— start of EXTRACTED ENTRIES —
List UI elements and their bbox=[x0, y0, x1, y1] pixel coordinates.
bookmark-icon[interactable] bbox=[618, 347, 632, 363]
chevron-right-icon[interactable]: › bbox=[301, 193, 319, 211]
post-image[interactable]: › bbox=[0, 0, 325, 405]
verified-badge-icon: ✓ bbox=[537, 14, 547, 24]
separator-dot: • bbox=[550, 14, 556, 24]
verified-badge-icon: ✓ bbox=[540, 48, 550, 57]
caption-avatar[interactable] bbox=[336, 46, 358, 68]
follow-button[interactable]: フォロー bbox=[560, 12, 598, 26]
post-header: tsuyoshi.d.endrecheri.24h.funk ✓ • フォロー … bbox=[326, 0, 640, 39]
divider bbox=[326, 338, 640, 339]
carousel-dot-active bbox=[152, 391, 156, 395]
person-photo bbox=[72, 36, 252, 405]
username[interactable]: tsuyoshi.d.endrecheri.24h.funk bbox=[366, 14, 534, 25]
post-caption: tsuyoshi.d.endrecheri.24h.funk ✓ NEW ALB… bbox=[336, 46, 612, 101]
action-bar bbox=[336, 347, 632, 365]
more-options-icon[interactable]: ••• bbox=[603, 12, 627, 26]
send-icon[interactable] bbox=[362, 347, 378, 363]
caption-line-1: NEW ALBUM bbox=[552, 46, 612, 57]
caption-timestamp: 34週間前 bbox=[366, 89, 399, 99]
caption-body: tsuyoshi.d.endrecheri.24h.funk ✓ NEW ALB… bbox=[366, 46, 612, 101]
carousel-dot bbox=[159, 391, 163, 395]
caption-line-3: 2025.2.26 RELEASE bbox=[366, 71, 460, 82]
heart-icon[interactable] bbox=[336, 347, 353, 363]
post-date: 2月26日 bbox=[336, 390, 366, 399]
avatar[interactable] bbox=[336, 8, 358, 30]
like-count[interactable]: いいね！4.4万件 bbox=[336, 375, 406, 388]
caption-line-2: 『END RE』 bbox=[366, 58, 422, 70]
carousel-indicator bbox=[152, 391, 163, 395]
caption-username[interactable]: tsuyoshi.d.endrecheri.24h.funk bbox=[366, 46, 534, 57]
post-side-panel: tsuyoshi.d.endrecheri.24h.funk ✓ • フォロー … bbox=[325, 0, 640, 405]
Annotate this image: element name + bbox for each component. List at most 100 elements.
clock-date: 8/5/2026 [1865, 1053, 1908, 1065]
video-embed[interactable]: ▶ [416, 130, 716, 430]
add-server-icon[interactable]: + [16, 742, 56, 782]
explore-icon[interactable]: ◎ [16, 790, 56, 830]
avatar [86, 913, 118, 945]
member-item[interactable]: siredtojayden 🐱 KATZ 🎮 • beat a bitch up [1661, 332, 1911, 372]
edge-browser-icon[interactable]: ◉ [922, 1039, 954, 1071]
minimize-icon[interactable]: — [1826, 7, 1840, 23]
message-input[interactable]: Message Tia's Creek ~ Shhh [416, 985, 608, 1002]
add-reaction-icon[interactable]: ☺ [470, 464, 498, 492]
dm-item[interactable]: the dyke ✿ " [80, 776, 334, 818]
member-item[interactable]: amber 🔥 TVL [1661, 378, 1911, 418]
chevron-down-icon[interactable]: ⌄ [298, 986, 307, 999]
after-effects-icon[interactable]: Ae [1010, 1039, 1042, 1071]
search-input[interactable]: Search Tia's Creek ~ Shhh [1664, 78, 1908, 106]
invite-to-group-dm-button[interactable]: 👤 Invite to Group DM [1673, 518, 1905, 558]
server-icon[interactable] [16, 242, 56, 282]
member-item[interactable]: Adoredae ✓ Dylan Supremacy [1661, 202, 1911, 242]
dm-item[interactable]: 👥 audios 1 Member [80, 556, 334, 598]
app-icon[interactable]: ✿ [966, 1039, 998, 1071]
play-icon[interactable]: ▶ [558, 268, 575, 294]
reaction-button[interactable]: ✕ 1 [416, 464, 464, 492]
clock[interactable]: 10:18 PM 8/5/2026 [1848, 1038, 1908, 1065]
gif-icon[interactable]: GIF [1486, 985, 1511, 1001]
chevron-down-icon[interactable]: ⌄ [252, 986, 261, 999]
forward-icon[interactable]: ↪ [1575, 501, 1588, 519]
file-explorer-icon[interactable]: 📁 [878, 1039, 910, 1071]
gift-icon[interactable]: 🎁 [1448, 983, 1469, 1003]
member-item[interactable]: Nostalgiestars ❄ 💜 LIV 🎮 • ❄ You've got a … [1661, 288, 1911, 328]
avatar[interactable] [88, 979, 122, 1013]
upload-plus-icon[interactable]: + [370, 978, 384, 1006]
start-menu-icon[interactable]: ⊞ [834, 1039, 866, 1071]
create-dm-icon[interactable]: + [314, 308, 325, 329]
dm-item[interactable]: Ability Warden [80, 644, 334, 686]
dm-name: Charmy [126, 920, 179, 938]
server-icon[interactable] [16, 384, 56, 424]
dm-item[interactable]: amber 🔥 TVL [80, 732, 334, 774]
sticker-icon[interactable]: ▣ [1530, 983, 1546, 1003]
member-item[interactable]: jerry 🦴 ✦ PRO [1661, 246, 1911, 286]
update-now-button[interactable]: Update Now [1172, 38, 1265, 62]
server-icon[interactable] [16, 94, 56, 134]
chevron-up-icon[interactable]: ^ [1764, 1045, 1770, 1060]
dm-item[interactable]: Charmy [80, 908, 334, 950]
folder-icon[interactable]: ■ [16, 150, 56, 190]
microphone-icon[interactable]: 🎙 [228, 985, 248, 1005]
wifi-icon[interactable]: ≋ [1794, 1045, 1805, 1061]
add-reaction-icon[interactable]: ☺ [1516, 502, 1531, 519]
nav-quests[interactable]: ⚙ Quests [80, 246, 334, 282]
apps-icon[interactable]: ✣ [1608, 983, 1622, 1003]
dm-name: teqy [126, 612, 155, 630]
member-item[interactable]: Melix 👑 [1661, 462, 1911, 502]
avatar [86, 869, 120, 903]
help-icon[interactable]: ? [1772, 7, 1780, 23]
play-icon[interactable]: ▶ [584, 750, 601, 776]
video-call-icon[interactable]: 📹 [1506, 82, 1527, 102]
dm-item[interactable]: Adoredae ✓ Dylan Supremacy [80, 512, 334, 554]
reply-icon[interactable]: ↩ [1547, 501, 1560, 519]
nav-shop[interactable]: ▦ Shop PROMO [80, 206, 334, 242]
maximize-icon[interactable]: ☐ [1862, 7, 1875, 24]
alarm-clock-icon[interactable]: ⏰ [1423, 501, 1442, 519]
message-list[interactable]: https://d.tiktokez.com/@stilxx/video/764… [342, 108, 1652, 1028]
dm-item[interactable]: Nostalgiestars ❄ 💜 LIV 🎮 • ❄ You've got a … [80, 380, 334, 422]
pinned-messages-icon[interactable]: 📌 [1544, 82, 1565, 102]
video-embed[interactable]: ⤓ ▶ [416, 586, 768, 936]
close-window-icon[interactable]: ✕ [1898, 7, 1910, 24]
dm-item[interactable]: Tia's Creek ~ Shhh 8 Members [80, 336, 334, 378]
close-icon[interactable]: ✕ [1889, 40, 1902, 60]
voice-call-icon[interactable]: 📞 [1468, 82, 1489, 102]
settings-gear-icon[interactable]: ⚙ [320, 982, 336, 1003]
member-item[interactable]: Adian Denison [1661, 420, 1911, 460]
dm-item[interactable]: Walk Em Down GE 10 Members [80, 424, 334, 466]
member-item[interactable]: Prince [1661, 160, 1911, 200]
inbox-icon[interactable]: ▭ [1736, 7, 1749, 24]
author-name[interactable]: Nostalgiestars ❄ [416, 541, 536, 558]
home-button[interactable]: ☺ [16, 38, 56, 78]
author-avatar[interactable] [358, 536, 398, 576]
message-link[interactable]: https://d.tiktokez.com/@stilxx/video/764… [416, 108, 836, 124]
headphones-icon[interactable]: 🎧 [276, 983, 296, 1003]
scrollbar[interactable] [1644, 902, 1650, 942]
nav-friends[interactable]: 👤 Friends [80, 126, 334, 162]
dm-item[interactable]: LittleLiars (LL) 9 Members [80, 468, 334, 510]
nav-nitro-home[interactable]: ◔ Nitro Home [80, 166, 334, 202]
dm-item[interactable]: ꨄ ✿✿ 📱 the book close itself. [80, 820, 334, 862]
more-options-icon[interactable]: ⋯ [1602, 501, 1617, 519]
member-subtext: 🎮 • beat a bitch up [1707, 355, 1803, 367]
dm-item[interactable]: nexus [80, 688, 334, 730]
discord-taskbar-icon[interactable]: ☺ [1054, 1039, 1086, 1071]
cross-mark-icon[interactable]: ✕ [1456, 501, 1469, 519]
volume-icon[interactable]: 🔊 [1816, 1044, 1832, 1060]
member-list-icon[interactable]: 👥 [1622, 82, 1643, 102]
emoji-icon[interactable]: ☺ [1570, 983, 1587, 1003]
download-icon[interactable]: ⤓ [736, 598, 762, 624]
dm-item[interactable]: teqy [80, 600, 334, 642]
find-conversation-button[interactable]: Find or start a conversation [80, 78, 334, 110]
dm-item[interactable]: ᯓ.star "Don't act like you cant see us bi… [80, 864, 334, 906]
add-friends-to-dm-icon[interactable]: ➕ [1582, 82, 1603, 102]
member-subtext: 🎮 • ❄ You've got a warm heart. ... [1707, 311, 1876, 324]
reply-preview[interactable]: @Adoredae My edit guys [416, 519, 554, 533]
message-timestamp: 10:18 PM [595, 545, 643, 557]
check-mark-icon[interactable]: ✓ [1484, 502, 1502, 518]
— end of EXTRACTED ENTRIES —
Copy the listing above verbatim, starting at its first line and ending at the line that contains "post-side-panel: tsuyoshi.d.endrecheri.24h.funk ✓".

List UI elements and their bbox=[x0, y0, x1, y1] pixel coordinates.
bookmark-icon[interactable] bbox=[618, 347, 632, 363]
chevron-right-icon[interactable]: › bbox=[301, 193, 319, 211]
post-image[interactable]: › bbox=[0, 0, 325, 405]
verified-badge-icon: ✓ bbox=[537, 14, 547, 24]
separator-dot: • bbox=[550, 14, 556, 24]
verified-badge-icon: ✓ bbox=[540, 48, 550, 57]
caption-avatar[interactable] bbox=[336, 46, 358, 68]
follow-button[interactable]: フォロー bbox=[560, 12, 598, 26]
post-header: tsuyoshi.d.endrecheri.24h.funk ✓ • フォロー … bbox=[326, 0, 640, 39]
divider bbox=[326, 338, 640, 339]
carousel-dot-active bbox=[152, 391, 156, 395]
person-photo bbox=[72, 36, 252, 405]
username[interactable]: tsuyoshi.d.endrecheri.24h.funk bbox=[366, 14, 534, 25]
post-caption: tsuyoshi.d.endrecheri.24h.funk ✓ NEW ALB… bbox=[336, 46, 612, 101]
action-bar bbox=[336, 347, 632, 365]
more-options-icon[interactable]: ••• bbox=[603, 12, 627, 26]
send-icon[interactable] bbox=[362, 347, 378, 363]
caption-line-1: NEW ALBUM bbox=[552, 46, 612, 57]
caption-timestamp: 34週間前 bbox=[366, 89, 399, 99]
caption-body: tsuyoshi.d.endrecheri.24h.funk ✓ NEW ALB… bbox=[366, 46, 612, 101]
carousel-dot bbox=[159, 391, 163, 395]
caption-line-3: 2025.2.26 RELEASE bbox=[366, 71, 460, 82]
heart-icon[interactable] bbox=[336, 347, 353, 363]
post-date: 2月26日 bbox=[336, 390, 366, 399]
avatar[interactable] bbox=[336, 8, 358, 30]
like-count[interactable]: いいね！4.4万件 bbox=[336, 375, 406, 388]
caption-line-2: 『END RE』 bbox=[366, 58, 422, 70]
carousel-indicator bbox=[152, 391, 163, 395]
caption-username[interactable]: tsuyoshi.d.endrecheri.24h.funk bbox=[366, 46, 534, 57]
post-side-panel: tsuyoshi.d.endrecheri.24h.funk ✓ • フォロー … bbox=[325, 0, 640, 405]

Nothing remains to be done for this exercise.